··· Data supplied

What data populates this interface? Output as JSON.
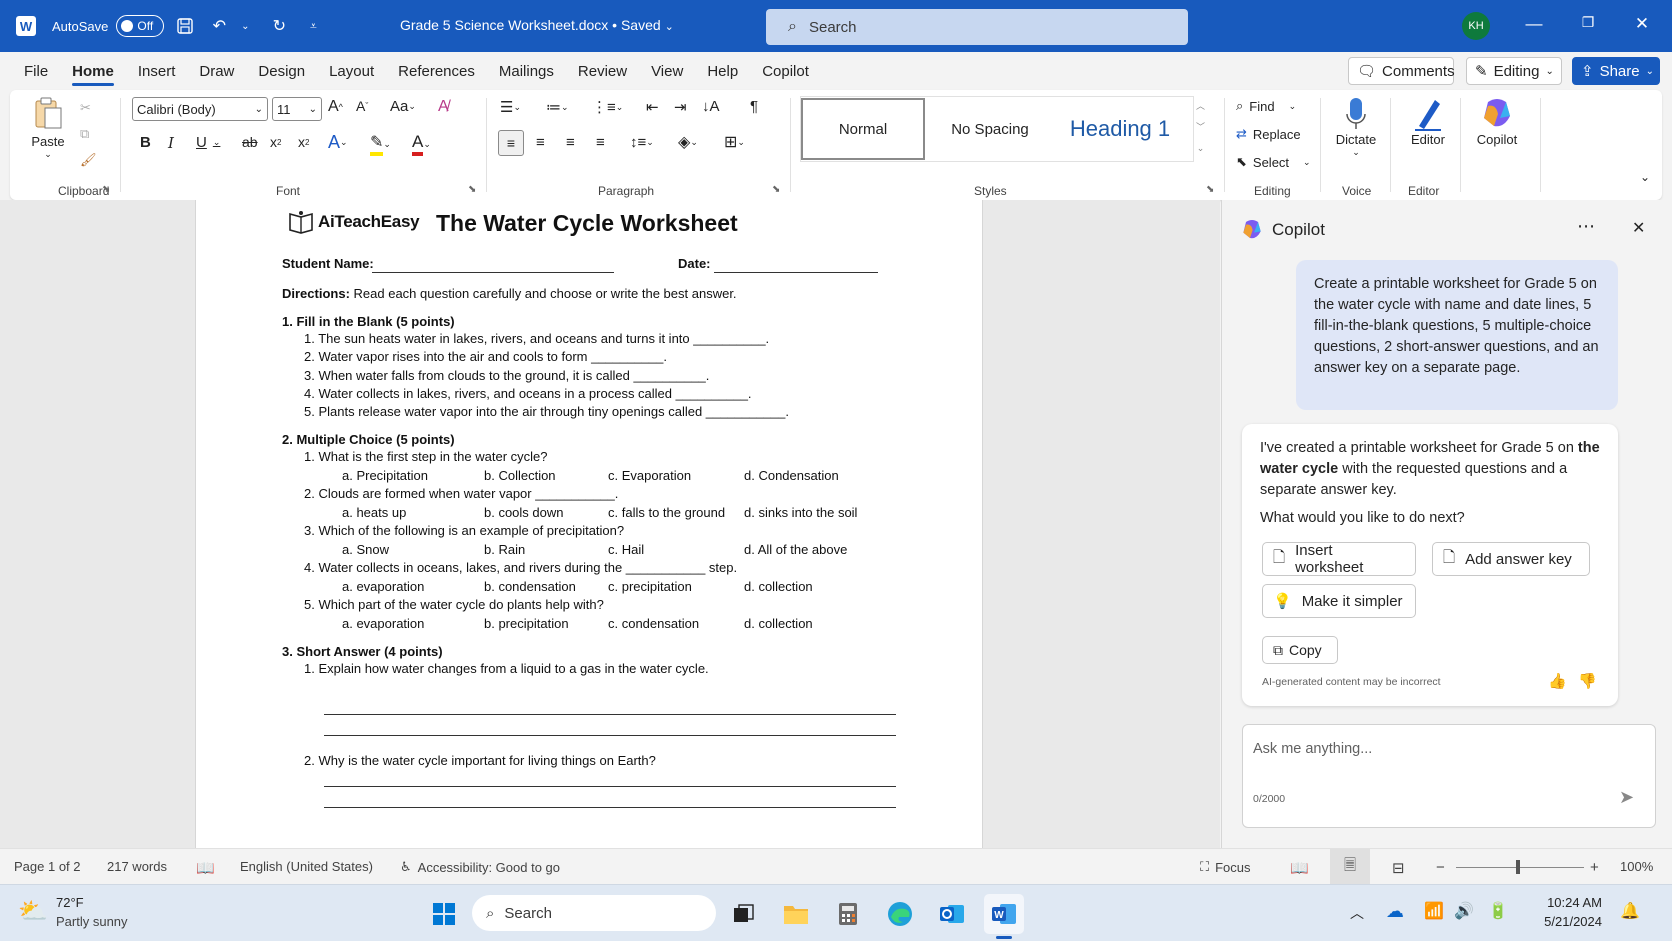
{
  "titlebar": {
    "autosave_label": "AutoSave",
    "autosave_state": "Off",
    "doc_title": "Grade 5 Science Worksheet.docx • Saved",
    "search_placeholder": "Search",
    "user_initials": "KH"
  },
  "ribbon_tabs": [
    "File",
    "Home",
    "Insert",
    "Draw",
    "Design",
    "Layout",
    "References",
    "Mailings",
    "Review",
    "View",
    "Help",
    "Copilot"
  ],
  "ribbon_right": {
    "comments": "Comments",
    "editing": "Editing",
    "share": "Share"
  },
  "ribbon": {
    "paste": "Paste",
    "clipboard_label": "Clipboard",
    "font_name": "Calibri (Body)",
    "font_size": "11",
    "font_label": "Font",
    "paragraph_label": "Paragraph",
    "styles": {
      "normal": "Normal",
      "no_spacing": "No Spacing",
      "heading1": "Heading 1",
      "label": "Styles"
    },
    "editing": {
      "find": "Find",
      "replace": "Replace",
      "select": "Select",
      "label": "Editing"
    },
    "voice": {
      "dictate": "Dictate",
      "label": "Voice"
    },
    "editor": {
      "editor": "Editor",
      "label": "Editor"
    },
    "copilot": "Copilot"
  },
  "document": {
    "logo_text": "AiTeachEasy",
    "title": "The Water Cycle Worksheet",
    "student_name_label": "Student Name:",
    "date_label": "Date:",
    "directions_label": "Directions:",
    "directions_text": "Read each question carefully and choose or write the best answer.",
    "section1": {
      "heading": "1.   Fill in the Blank (5 points)",
      "items": [
        "1.   The sun heats water in lakes, rivers, and oceans and turns it into __________.",
        "2.   Water vapor rises into the air and cools to form __________.",
        "3.   When water falls from clouds to the ground, it is called __________.",
        "4.   Water collects in lakes, rivers, and oceans in a process called __________.",
        "5.   Plants release water vapor into the air through tiny openings called ___________."
      ]
    },
    "section2": {
      "heading": "2.   Multiple Choice (5 points)",
      "questions": [
        {
          "q": "1.   What is the first step in the water cycle?",
          "a": "a.  Precipitation",
          "b": "b.  Collection",
          "c": "c.  Evaporation",
          "d": "d.  Condensation"
        },
        {
          "q": "2.   Clouds are formed when water vapor ___________.",
          "a": "a.  heats up",
          "b": "b.  cools down",
          "c": "c.  falls to the ground",
          "d": "d.  sinks into the soil"
        },
        {
          "q": "3.   Which of the following is an example of precipitation?",
          "a": "a.  Snow",
          "b": "b.  Rain",
          "c": "c.  Hail",
          "d": "d.  All of the above"
        },
        {
          "q": "4.   Water collects in oceans, lakes, and rivers during the ___________ step.",
          "a": "a.  evaporation",
          "b": "b.  condensation",
          "c": "c.  precipitation",
          "d": "d.  collection"
        },
        {
          "q": "5.   Which part of the water cycle do plants help with?",
          "a": "a.  evaporation",
          "b": "b.  precipitation",
          "c": "c.  condensation",
          "d": "d.  collection"
        }
      ]
    },
    "section3": {
      "heading": "3.   Short Answer (4 points)",
      "q1": "1.   Explain how water changes from a liquid to a gas in the water cycle.",
      "q2": "2.   Why is the water cycle important for living things on Earth?"
    }
  },
  "copilot": {
    "title": "Copilot",
    "user_message": "Create a printable worksheet for Grade 5 on the water cycle with name and date lines, 5 fill-in-the-blank questions, 5 multiple-choice questions, 2 short-answer questions, and an answer key on a separate page.",
    "ai_message_pre": "I've created a printable worksheet for Grade 5 on ",
    "ai_message_bold": "the water cycle",
    "ai_message_post": " with the requested questions and a separate answer key.",
    "ai_question": "What would you like to do next?",
    "btn_insert": "Insert worksheet",
    "btn_answer_key": "Add answer key",
    "btn_simpler": "Make it simpler",
    "btn_copy": "Copy",
    "disclaimer": "AI-generated content may be incorrect",
    "input_placeholder": "Ask me anything...",
    "char_count": "0/2000"
  },
  "statusbar": {
    "page": "Page 1 of 2",
    "words": "217 words",
    "language": "English (United States)",
    "accessibility": "Accessibility: Good to go",
    "focus": "Focus",
    "zoom": "100%"
  },
  "taskbar": {
    "weather_temp": "72°F",
    "weather_desc": "Partly sunny",
    "search": "Search",
    "time": "10:24 AM",
    "date": "5/21/2024"
  }
}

······

All the records need to be repeated exactly, with the images dropped.

What data populates this interface? Output as JSON.
{
  "titlebar": {
    "autosave_label": "AutoSave",
    "autosave_state": "Off",
    "doc_title": "Grade 5 Science Worksheet.docx • Saved",
    "search_placeholder": "Search",
    "user_initials": "KH"
  },
  "ribbon_tabs": [
    "File",
    "Home",
    "Insert",
    "Draw",
    "Design",
    "Layout",
    "References",
    "Mailings",
    "Review",
    "View",
    "Help",
    "Copilot"
  ],
  "ribbon_right": {
    "comments": "Comments",
    "editing": "Editing",
    "share": "Share"
  },
  "ribbon": {
    "paste": "Paste",
    "clipboard_label": "Clipboard",
    "font_name": "Calibri (Body)",
    "font_size": "11",
    "font_label": "Font",
    "paragraph_label": "Paragraph",
    "styles": {
      "normal": "Normal",
      "no_spacing": "No Spacing",
      "heading1": "Heading 1",
      "label": "Styles"
    },
    "editing": {
      "find": "Find",
      "replace": "Replace",
      "select": "Select",
      "label": "Editing"
    },
    "voice": {
      "dictate": "Dictate",
      "label": "Voice"
    },
    "editor": {
      "editor": "Editor",
      "label": "Editor"
    },
    "copilot": "Copilot"
  },
  "document": {
    "logo_text": "AiTeachEasy",
    "title": "The Water Cycle Worksheet",
    "student_name_label": "Student Name:",
    "date_label": "Date:",
    "directions_label": "Directions:",
    "directions_text": "Read each question carefully and choose or write the best answer.",
    "section1": {
      "heading": "1.   Fill in the Blank (5 points)",
      "items": [
        "1.   The sun heats water in lakes, rivers, and oceans and turns it into __________.",
        "2.   Water vapor rises into the air and cools to form __________.",
        "3.   When water falls from clouds to the ground, it is called __________.",
        "4.   Water collects in lakes, rivers, and oceans in a process called __________.",
        "5.   Plants release water vapor into the air through tiny openings called ___________."
      ]
    },
    "section2": {
      "heading": "2.   Multiple Choice (5 points)",
      "questions": [
        {
          "q": "1.   What is the first step in the water cycle?",
          "a": "a.  Precipitation",
          "b": "b.  Collection",
          "c": "c.  Evaporation",
          "d": "d.  Condensation"
        },
        {
          "q": "2.   Clouds are formed when water vapor ___________.",
          "a": "a.  heats up",
          "b": "b.  cools down",
          "c": "c.  falls to the ground",
          "d": "d.  sinks into the soil"
        },
        {
          "q": "3.   Which of the following is an example of precipitation?",
          "a": "a.  Snow",
          "b": "b.  Rain",
          "c": "c.  Hail",
          "d": "d.  All of the above"
        },
        {
          "q": "4.   Water collects in oceans, lakes, and rivers during the ___________ step.",
          "a": "a.  evaporation",
          "b": "b.  condensation",
          "c": "c.  precipitation",
          "d": "d.  collection"
        },
        {
          "q": "5.   Which part of the water cycle do plants help with?",
          "a": "a.  evaporation",
          "b": "b.  precipitation",
          "c": "c.  condensation",
          "d": "d.  collection"
        }
      ]
    },
    "section3": {
      "heading": "3.   Short Answer (4 points)",
      "q1": "1.   Explain how water changes from a liquid to a gas in the water cycle.",
      "q2": "2.   Why is the water cycle important for living things on Earth?"
    }
  },
  "copilot": {
    "title": "Copilot",
    "user_message": "Create a printable worksheet for Grade 5 on the water cycle with name and date lines, 5 fill-in-the-blank questions, 5 multiple-choice questions, 2 short-answer questions, and an answer key on a separate page.",
    "ai_message_pre": "I've created a printable worksheet for Grade 5 on ",
    "ai_message_bold": "the water cycle",
    "ai_message_post": " with the requested questions and a separate answer key.",
    "ai_question": "What would you like to do next?",
    "btn_insert": "Insert worksheet",
    "btn_answer_key": "Add answer key",
    "btn_simpler": "Make it simpler",
    "btn_copy": "Copy",
    "disclaimer": "AI-generated content may be incorrect",
    "input_placeholder": "Ask me anything...",
    "char_count": "0/2000"
  },
  "statusbar": {
    "page": "Page 1 of 2",
    "words": "217 words",
    "language": "English (United States)",
    "accessibility": "Accessibility: Good to go",
    "focus": "Focus",
    "zoom": "100%"
  },
  "taskbar": {
    "weather_temp": "72°F",
    "weather_desc": "Partly sunny",
    "search": "Search",
    "time": "10:24 AM",
    "date": "5/21/2024"
  }
}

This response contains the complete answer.